5. I am incapable of being an impartial judge of myself since I both want to live and yet cannot live by the truth since I myself am condemned by it.

What then is the foundation of the law?

In the foyer of the Colorado Supreme Court there is an inscription by Martin Luther King, Jr that reads “Injustice anywhere is a threat to justice everywhere.” That is certainly true but it seems to me that justice anywhere is a threat to injustice everywhere is also true. The two cannot exist together. 

How then can unjust and imperfect men establish justice? How are men supposed to willingly live under the law knowing it condemns them? If the motivation to live by the law is life, how could someone want to live by the law if the law condemns them? What motivation or desire would cause me to want to turn myself in when I could try to run away instead? And if no desire or motivation exists, then what is the basis of the law? Who could possibly establish it and uphold it?

▶ _The data_:
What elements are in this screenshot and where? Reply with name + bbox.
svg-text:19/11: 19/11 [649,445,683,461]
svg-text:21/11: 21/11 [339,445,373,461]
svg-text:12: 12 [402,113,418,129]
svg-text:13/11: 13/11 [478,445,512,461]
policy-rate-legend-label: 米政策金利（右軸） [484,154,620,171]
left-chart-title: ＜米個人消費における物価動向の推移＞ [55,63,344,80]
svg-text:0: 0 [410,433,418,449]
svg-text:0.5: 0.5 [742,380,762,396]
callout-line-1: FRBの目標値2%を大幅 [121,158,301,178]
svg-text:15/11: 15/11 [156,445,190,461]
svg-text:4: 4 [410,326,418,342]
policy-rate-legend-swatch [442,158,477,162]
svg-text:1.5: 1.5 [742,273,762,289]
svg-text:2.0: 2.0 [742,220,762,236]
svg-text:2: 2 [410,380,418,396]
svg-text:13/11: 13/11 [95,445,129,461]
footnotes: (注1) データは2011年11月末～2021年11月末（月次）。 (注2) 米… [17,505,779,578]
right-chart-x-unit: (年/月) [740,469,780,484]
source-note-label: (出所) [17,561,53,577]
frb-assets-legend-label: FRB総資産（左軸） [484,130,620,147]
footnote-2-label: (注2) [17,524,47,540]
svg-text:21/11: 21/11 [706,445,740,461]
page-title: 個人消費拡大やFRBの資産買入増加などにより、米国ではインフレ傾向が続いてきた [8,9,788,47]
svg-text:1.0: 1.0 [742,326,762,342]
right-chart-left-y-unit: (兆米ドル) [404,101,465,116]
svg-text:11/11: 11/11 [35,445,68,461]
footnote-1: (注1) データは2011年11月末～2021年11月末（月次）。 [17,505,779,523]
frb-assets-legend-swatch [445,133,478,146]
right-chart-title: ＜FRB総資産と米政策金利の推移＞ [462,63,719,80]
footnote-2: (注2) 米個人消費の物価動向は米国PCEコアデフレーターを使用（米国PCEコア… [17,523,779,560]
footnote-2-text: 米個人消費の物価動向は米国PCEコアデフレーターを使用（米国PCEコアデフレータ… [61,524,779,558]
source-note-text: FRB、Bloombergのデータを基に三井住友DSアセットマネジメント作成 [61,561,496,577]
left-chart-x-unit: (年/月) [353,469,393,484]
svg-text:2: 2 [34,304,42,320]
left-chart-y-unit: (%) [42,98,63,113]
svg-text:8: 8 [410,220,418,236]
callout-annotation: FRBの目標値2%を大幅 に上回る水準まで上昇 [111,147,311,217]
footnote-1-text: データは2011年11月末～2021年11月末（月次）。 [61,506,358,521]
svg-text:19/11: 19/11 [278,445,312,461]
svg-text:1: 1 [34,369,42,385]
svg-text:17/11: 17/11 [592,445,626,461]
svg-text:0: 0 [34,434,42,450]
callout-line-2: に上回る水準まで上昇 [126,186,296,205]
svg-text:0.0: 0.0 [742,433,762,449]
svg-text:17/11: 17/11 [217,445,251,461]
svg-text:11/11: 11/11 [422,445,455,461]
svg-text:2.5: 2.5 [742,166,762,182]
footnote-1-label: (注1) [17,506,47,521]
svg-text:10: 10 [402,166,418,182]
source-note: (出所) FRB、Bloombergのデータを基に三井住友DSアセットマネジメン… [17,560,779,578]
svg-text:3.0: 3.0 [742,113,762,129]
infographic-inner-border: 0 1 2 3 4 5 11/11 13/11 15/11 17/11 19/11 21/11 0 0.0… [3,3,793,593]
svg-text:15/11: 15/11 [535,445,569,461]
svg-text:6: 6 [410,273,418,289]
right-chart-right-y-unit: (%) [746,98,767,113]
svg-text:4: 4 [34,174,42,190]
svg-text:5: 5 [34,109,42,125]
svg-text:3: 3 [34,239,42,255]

▶ _Questions on the material_:
1. In the passage on law and justice, what does the inscription in the foyer of the Colorado Supreme Court say?
2. What questions does the last paragraph of the passage on law and justice pose? List every one.

▶ _Answers provided_:
1. "Injustice anywhere is a threat to justice everywhere."

2.
- How then can unjust and imperfect men establish justice?
- How are men supposed to willingly live under the law knowing it condemns them?
- If the motivation to live by the law is life, how could someone want to live by the law if the law condemns them?
- What motivation or desire would cause me to want to turn myself in when I could try to run away instead?
- And if no desire or motivation exists, then what is the basis of the law?
- Who could possibly establish it and uphold it?